* **Task statement**
Copy out the asteroid text word for word, from its first line to its last.

* **Given text**
87 Sylvia
- VLT-SPHERE image of Sylvia

Discovery
- Discovered by: Norman Robert Pogson
- Discovery date: 16 May 1866

Designations
- Pronunciation: /ˈsɪlviə/ SIL-vee-ə
- Named after: Rhea Silvia
- Alternative designations: A909 GA
- Minor planet category: main belt · (outside core) Sylvia · Cybele
- Adjectives: Sylvian (/ˈsɪlviən/ SIL-vee-ən)

Orbital characteristics
- Epoch 1 July 2021 (JD 2459396.5, heliocentric)
- Aphelion: 3.81 AU (560 million km)
- Perihelion: 3.15 AU (480 million km)
- Semi-major axis: 3.48 AU (520 million km)
- Eccentricity: 0.094
- Orbital period (sidereal): 6.5 a (2372 d)
- Average orbital speed: 15.94 km/s^{[citation needed]}
- Mean anomaly: 213°
- Mean motion: 0° 9^{m} 6.48^{s} / day
- Inclination: 10.9°
- Longitude of ascending node: 73°
- Argument of perihelion: 263°
- Known satellites: 2

Physical characteristics
- Dimensions: (363 × 249 × 191) ±5 km (MPCD) or (374 × 248 × 194) ±5 km (ADAM)
- Mean diameter: 271±5 km (MPCD) or 274±5 km (ADAM)
- Volume: (10.5±0.2)×10^{7} km^{3} (MPCD) or (10.8±0.2)×10^{7} km^{3} (ADAM)
- Mass: (14.76±0.06)×10^{18} kg (14.6±0.1)×10^{18} kg
- Mean density: 1.378±0.045 g/cm^{3}
- Synodic rotation period: 0.2160 d (5.183641±0.000039 h)
- North pole right ascension: 14.3°±5°
- North pole declination: +83.5°±5°
- Pole ecliptic longitude: 75.3°±5°
- Pole ecliptic latitude: +64.2°±5°
- Geometric albedo: 0.0435
- Spectral type: X
- Absolute magnitude (H): 6.94

= 87 Sylvia =

Large asteroid with two moons

87 Sylvia is one of the largest asteroids (approximately tied for 7th place, to within measurement uncertainties). It is the parent body of the Sylvia family and member of Cybele group located beyond the main asteroid belt (see minor-planet groups). Sylvia was the first asteroid known to possess more than one moon.

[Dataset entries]
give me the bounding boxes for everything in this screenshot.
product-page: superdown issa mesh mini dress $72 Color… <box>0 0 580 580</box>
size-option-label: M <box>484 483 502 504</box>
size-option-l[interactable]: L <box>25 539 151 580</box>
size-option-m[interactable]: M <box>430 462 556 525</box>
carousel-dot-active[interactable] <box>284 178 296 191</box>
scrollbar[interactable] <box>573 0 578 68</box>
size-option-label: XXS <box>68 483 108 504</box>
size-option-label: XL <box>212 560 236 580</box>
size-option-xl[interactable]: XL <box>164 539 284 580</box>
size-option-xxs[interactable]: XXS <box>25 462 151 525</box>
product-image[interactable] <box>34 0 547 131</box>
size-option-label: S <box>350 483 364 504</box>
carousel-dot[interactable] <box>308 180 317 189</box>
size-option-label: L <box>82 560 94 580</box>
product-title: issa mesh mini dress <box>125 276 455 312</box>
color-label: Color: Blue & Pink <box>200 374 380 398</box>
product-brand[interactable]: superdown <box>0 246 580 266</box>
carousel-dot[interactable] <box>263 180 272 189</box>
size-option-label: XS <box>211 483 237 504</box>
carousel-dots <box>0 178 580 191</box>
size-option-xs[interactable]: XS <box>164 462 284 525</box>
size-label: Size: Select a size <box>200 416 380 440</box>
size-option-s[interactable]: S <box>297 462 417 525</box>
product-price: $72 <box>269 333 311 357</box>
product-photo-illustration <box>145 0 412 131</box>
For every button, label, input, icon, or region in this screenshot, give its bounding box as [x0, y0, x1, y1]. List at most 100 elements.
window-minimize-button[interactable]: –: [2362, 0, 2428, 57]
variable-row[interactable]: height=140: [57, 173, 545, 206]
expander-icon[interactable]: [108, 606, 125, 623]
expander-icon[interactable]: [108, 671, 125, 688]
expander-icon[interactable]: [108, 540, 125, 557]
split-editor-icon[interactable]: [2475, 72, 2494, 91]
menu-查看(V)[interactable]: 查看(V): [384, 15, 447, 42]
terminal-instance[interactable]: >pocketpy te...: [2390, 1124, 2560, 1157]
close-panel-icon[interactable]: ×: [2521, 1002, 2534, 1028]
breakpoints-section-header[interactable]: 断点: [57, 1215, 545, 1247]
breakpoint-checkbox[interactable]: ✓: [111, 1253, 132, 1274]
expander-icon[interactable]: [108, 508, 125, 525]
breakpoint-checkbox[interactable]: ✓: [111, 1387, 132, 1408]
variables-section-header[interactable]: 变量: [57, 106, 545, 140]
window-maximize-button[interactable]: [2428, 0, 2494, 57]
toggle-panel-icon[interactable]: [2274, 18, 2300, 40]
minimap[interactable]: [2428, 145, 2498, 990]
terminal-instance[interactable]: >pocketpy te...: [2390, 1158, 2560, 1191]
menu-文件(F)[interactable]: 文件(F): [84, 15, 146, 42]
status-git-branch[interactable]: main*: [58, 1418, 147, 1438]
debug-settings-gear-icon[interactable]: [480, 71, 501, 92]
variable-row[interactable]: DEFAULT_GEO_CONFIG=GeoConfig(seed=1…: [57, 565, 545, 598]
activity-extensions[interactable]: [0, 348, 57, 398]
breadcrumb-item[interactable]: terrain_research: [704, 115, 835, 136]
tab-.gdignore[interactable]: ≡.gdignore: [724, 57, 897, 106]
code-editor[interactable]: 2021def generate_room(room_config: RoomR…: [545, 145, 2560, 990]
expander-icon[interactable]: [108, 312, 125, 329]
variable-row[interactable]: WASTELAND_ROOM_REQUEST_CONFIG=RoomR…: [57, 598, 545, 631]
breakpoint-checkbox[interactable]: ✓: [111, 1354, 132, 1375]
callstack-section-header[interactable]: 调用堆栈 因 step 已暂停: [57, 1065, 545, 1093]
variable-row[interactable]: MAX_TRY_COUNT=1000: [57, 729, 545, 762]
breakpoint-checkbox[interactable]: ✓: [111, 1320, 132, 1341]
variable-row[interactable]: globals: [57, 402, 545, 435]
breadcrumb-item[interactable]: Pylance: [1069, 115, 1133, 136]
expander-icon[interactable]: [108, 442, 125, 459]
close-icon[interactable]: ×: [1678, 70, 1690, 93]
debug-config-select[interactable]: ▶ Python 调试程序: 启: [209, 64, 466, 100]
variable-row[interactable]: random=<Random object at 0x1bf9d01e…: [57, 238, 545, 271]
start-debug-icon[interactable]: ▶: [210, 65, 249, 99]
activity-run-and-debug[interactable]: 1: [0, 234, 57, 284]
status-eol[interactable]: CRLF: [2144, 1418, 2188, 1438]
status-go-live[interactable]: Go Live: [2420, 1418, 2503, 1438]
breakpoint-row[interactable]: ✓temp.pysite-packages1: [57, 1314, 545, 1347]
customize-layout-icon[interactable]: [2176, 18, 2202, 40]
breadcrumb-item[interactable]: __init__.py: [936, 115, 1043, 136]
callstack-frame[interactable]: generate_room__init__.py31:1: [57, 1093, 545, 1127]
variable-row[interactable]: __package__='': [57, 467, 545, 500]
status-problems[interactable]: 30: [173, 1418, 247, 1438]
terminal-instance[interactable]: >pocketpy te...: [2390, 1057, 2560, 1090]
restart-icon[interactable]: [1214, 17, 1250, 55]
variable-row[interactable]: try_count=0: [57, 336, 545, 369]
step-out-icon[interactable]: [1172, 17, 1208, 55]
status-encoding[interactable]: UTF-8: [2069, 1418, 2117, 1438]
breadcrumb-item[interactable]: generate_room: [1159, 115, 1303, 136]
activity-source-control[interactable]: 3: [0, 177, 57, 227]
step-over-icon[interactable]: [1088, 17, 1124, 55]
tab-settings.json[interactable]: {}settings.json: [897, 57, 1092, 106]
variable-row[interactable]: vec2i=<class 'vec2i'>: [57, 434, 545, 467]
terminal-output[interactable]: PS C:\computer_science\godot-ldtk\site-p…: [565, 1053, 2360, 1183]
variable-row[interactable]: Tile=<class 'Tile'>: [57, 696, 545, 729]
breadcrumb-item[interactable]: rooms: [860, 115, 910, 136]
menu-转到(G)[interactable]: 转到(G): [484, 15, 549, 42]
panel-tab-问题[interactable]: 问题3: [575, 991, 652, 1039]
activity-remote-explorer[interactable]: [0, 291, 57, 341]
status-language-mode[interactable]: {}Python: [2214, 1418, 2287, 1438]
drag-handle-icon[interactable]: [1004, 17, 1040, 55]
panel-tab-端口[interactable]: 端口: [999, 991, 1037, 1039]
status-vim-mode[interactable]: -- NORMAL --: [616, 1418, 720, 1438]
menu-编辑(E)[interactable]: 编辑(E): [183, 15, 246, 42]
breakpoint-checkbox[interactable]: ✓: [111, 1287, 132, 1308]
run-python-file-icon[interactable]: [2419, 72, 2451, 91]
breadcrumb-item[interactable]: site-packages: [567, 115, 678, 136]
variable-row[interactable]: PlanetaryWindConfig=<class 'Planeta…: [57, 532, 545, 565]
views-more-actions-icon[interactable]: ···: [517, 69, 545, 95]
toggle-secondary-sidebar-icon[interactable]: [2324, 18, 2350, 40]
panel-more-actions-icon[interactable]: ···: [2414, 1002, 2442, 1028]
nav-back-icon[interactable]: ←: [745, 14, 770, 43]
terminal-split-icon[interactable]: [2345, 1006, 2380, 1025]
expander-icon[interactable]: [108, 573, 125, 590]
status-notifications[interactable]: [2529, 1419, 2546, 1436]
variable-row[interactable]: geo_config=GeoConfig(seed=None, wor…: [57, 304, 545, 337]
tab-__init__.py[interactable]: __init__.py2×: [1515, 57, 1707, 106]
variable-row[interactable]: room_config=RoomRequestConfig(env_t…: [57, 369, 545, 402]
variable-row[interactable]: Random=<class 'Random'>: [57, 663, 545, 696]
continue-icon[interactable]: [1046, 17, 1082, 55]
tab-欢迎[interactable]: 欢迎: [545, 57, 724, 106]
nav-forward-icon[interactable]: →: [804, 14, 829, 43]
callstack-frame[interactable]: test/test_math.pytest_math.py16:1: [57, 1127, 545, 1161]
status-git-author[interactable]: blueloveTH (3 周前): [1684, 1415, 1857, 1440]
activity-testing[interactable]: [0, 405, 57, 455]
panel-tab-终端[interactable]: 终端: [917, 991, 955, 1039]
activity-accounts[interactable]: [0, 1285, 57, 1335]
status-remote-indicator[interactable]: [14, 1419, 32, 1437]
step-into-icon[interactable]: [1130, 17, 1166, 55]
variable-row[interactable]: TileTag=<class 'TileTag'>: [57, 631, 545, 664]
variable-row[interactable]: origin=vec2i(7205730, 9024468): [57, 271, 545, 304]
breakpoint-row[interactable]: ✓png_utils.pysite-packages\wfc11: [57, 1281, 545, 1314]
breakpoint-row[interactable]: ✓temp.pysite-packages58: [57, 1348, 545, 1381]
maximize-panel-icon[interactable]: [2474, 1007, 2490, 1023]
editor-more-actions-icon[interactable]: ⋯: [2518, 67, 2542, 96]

* **Result of this task**
87 Sylvia
- VLT-SPHERE image of Sylvia

Discovery
- Discovered by: Norman Robert Pogson
- Discovery date: 16 May 1866

Designations
- Pronunciation: /ˈsɪlviə/ SIL-vee-ə
- Named after: Rhea Silvia
- Alternative designations: A909 GA
- Minor planet category: main belt · (outside core) Sylvia · Cybele
- Adjectives: Sylvian (/ˈsɪlviən/ SIL-vee-ən)

Orbital characteristics
- Epoch 1 July 2021 (JD 2459396.5, heliocentric)
- Aphelion: 3.81 AU (560 million km)
- Perihelion: 3.15 AU (480 million km)
- Semi-major axis: 3.48 AU (520 million km)
- Eccentricity: 0.094
- Orbital period (sidereal): 6.5 a (2372 d)
- Average orbital speed: 15.94 km/s^{[citation needed]}
- Mean anomaly: 213°
- Mean motion: 0° 9^{m} 6.48^{s} / day
- Inclination: 10.9°
- Longitude of ascending node: 73°
- Argument of perihelion: 263°
- Known satellites: 2

Physical characteristics
- Dimensions: (363 × 249 × 191) ±5 km (MPCD) or (374 × 248 × 194) ±5 km (ADAM)
- Mean diameter: 271±5 km (MPCD) or 274±5 km (ADAM)
- Volume: (10.5±0.2)×10^{7} km^{3} (MPCD) or (10.8±0.2)×10^{7} km^{3} (ADAM)
- Mass: (14.76±0.06)×10^{18} kg (14.6±0.1)×10^{18} kg
- Mean density: 1.378±0.045 g/cm^{3}
- Synodic rotation period: 0.2160 d (5.183641±0.000039 h)
- North pole right ascension: 14.3°±5°
- North pole declination: +83.5°±5°
- Pole ecliptic longitude: 75.3°±5°
- Pole ecliptic latitude: +64.2°±5°
- Geometric albedo: 0.0435
- Spectral type: X
- Absolute magnitude (H): 6.94

= 87 Sylvia =

Large asteroid with two moons

87 Sylvia is one of the largest asteroids (approximately tied for 7th place, to within measurement uncertainties). It is the parent body of the Sylvia family and member of Cybele group located beyond the main asteroid belt (see minor-planet groups). Sylvia was the first asteroid known to possess more than one moon.